> **What to do**
Exactly reproduce each line of the listing that follows.

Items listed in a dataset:
• • • • • • •
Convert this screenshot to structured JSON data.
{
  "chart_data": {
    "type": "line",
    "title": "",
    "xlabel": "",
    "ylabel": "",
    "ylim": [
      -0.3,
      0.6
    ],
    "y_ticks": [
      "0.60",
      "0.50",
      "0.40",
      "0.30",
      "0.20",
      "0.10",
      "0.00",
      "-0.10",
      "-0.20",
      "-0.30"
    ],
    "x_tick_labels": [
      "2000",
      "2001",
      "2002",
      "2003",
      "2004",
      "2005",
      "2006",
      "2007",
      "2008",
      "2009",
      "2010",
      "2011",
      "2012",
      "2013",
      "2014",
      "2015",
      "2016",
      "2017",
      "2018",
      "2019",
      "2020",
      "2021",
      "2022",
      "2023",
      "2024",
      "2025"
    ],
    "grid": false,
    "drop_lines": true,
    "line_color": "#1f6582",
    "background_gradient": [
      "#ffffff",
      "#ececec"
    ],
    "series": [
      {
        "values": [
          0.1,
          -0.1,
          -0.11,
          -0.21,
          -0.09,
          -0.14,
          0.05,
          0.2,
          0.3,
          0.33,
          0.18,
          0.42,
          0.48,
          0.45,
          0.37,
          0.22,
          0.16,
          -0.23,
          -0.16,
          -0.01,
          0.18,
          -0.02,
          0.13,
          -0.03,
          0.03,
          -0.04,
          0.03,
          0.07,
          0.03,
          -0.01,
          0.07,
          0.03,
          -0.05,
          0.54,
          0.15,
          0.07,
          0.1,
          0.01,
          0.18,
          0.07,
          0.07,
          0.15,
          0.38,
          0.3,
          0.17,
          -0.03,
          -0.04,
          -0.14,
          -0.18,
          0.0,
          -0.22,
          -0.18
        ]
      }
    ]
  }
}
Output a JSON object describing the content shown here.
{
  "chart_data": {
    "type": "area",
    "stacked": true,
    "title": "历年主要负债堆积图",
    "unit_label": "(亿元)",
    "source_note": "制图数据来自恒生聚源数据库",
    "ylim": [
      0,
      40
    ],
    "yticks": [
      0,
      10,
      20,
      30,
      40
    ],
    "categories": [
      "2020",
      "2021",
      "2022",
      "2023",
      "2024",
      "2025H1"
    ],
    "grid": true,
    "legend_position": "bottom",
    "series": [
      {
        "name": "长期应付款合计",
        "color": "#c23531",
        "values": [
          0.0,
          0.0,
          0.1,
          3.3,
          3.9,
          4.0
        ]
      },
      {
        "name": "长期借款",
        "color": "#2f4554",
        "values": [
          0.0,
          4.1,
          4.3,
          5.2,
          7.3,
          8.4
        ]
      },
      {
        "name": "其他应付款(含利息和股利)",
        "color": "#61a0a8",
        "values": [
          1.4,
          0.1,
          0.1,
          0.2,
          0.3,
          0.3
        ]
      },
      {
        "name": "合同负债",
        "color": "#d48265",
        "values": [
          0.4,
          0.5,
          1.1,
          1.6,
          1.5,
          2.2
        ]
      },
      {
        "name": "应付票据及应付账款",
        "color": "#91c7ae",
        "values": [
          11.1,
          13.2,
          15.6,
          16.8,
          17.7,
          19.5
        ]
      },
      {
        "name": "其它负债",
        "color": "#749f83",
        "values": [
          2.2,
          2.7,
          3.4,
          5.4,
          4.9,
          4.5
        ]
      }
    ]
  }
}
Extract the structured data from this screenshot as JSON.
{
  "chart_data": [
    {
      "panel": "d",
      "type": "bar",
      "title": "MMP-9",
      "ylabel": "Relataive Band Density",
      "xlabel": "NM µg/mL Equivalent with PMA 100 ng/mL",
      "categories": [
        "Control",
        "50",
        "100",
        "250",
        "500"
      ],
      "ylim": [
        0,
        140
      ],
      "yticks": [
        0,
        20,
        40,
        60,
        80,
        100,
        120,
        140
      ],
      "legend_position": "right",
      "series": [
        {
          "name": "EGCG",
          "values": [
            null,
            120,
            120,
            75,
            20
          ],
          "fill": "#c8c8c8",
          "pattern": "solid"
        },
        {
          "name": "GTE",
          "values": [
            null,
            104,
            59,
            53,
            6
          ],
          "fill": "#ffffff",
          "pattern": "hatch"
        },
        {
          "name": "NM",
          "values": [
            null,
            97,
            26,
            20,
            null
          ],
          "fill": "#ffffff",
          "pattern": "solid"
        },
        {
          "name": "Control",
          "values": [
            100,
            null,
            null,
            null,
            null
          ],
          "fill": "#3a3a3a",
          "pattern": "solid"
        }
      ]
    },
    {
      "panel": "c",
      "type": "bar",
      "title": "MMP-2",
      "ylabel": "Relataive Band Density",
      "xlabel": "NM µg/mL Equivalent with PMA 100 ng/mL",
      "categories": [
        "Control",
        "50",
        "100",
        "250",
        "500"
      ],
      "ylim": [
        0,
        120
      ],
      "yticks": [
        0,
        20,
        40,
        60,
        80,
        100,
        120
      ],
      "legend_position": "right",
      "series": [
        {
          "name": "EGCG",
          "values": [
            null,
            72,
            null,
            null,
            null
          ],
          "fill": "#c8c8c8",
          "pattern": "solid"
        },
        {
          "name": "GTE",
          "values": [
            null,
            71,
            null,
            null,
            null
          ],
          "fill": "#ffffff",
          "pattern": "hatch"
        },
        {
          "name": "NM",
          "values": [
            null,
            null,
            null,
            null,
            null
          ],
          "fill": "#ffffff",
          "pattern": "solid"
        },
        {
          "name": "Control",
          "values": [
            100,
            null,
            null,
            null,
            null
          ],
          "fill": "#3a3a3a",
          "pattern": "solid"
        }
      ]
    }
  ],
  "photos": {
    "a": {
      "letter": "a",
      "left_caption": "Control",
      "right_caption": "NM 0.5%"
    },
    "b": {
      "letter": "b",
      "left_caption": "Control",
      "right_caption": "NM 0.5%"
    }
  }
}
• • • • • • •
> **Full response**
Convert this screenshot to structured JSON data.
{
  "chart_data": {
    "type": "line",
    "title": "",
    "xlabel": "",
    "ylabel": "",
    "ylim": [
      -0.3,
      0.6
    ],
    "y_ticks": [
      "0.60",
      "0.50",
      "0.40",
      "0.30",
      "0.20",
      "0.10",
      "0.00",
      "-0.10",
      "-0.20",
      "-0.30"
    ],
    "x_tick_labels": [
      "2000",
      "2001",
      "2002",
      "2003",
      "2004",
      "2005",
      "2006",
      "2007",
      "2008",
      "2009",
      "2010",
      "2011",
      "2012",
      "2013",
      "2014",
      "2015",
      "2016",
      "2017",
      "2018",
      "2019",
      "2020",
      "2021",
      "2022",
      "2023",
      "2024",
      "2025"
    ],
    "grid": false,
    "drop_lines": true,
    "line_color": "#1f6582",
    "background_gradient": [
      "#ffffff",
      "#ececec"
    ],
    "series": [
      {
        "values": [
          0.1,
          -0.1,
          -0.11,
          -0.21,
          -0.09,
          -0.14,
          0.05,
          0.2,
          0.3,
          0.33,
          0.18,
          0.42,
          0.48,
          0.45,
          0.37,
          0.22,
          0.16,
          -0.23,
          -0.16,
          -0.01,
          0.18,
          -0.02,
          0.13,
          -0.03,
          0.03,
          -0.04,
          0.03,
          0.07,
          0.03,
          -0.01,
          0.07,
          0.03,
          -0.05,
          0.54,
          0.15,
          0.07,
          0.1,
          0.01,
          0.18,
          0.07,
          0.07,
          0.15,
          0.38,
          0.3,
          0.17,
          -0.03,
          -0.04,
          -0.14,
          -0.18,
          0.0,
          -0.22,
          -0.18
        ]
      }
    ]
  }
}
Output a JSON object describing the content shown here.
{
  "chart_data": {
    "type": "area",
    "stacked": true,
    "title": "历年主要负债堆积图",
    "unit_label": "(亿元)",
    "source_note": "制图数据来自恒生聚源数据库",
    "ylim": [
      0,
      40
    ],
    "yticks": [
      0,
      10,
      20,
      30,
      40
    ],
    "categories": [
      "2020",
      "2021",
      "2022",
      "2023",
      "2024",
      "2025H1"
    ],
    "grid": true,
    "legend_position": "bottom",
    "series": [
      {
        "name": "长期应付款合计",
        "color": "#c23531",
        "values": [
          0.0,
          0.0,
          0.1,
          3.3,
          3.9,
          4.0
        ]
      },
      {
        "name": "长期借款",
        "color": "#2f4554",
        "values": [
          0.0,
          4.1,
          4.3,
          5.2,
          7.3,
          8.4
        ]
      },
      {
        "name": "其他应付款(含利息和股利)",
        "color": "#61a0a8",
        "values": [
          1.4,
          0.1,
          0.1,
          0.2,
          0.3,
          0.3
        ]
      },
      {
        "name": "合同负债",
        "color": "#d48265",
        "values": [
          0.4,
          0.5,
          1.1,
          1.6,
          1.5,
          2.2
        ]
      },
      {
        "name": "应付票据及应付账款",
        "color": "#91c7ae",
        "values": [
          11.1,
          13.2,
          15.6,
          16.8,
          17.7,
          19.5
        ]
      },
      {
        "name": "其它负债",
        "color": "#749f83",
        "values": [
          2.2,
          2.7,
          3.4,
          5.4,
          4.9,
          4.5
        ]
      }
    ]
  }
}
Extract the structured data from this screenshot as JSON.
{
  "chart_data": [
    {
      "panel": "d",
      "type": "bar",
      "title": "MMP-9",
      "ylabel": "Relataive Band Density",
      "xlabel": "NM µg/mL Equivalent with PMA 100 ng/mL",
      "categories": [
        "Control",
        "50",
        "100",
        "250",
        "500"
      ],
      "ylim": [
        0,
        140
      ],
      "yticks": [
        0,
        20,
        40,
        60,
        80,
        100,
        120,
        140
      ],
      "legend_position": "right",
      "series": [
        {
          "name": "EGCG",
          "values": [
            null,
            120,
            120,
            75,
            20
          ],
          "fill": "#c8c8c8",
          "pattern": "solid"
        },
        {
          "name": "GTE",
          "values": [
            null,
            104,
            59,
            53,
            6
          ],
          "fill": "#ffffff",
          "pattern": "hatch"
        },
        {
          "name": "NM",
          "values": [
            null,
            97,
            26,
            20,
            null
          ],
          "fill": "#ffffff",
          "pattern": "solid"
        },
        {
          "name": "Control",
          "values": [
            100,
            null,
            null,
            null,
            null
          ],
          "fill": "#3a3a3a",
          "pattern": "solid"
        }
      ]
    },
    {
      "panel": "c",
      "type": "bar",
      "title": "MMP-2",
      "ylabel": "Relataive Band Density",
      "xlabel": "NM µg/mL Equivalent with PMA 100 ng/mL",
      "categories": [
        "Control",
        "50",
        "100",
        "250",
        "500"
      ],
      "ylim": [
        0,
        120
      ],
      "yticks": [
        0,
        20,
        40,
        60,
        80,
        100,
        120
      ],
      "legend_position": "right",
      "series": [
        {
          "name": "EGCG",
          "values": [
            null,
            72,
            null,
            null,
            null
          ],
          "fill": "#c8c8c8",
          "pattern": "solid"
        },
        {
          "name": "GTE",
          "values": [
            null,
            71,
            null,
            null,
            null
          ],
          "fill": "#ffffff",
          "pattern": "hatch"
        },
        {
          "name": "NM",
          "values": [
            null,
            null,
            null,
            null,
            null
          ],
          "fill": "#ffffff",
          "pattern": "solid"
        },
        {
          "name": "Control",
          "values": [
            100,
            null,
            null,
            null,
            null
          ],
          "fill": "#3a3a3a",
          "pattern": "solid"
        }
      ]
    }
  ],
  "photos": {
    "a": {
      "letter": "a",
      "left_caption": "Control",
      "right_caption": "NM 0.5%"
    },
    "b": {
      "letter": "b",
      "left_caption": "Control",
      "right_caption": "NM 0.5%"
    }
  }
}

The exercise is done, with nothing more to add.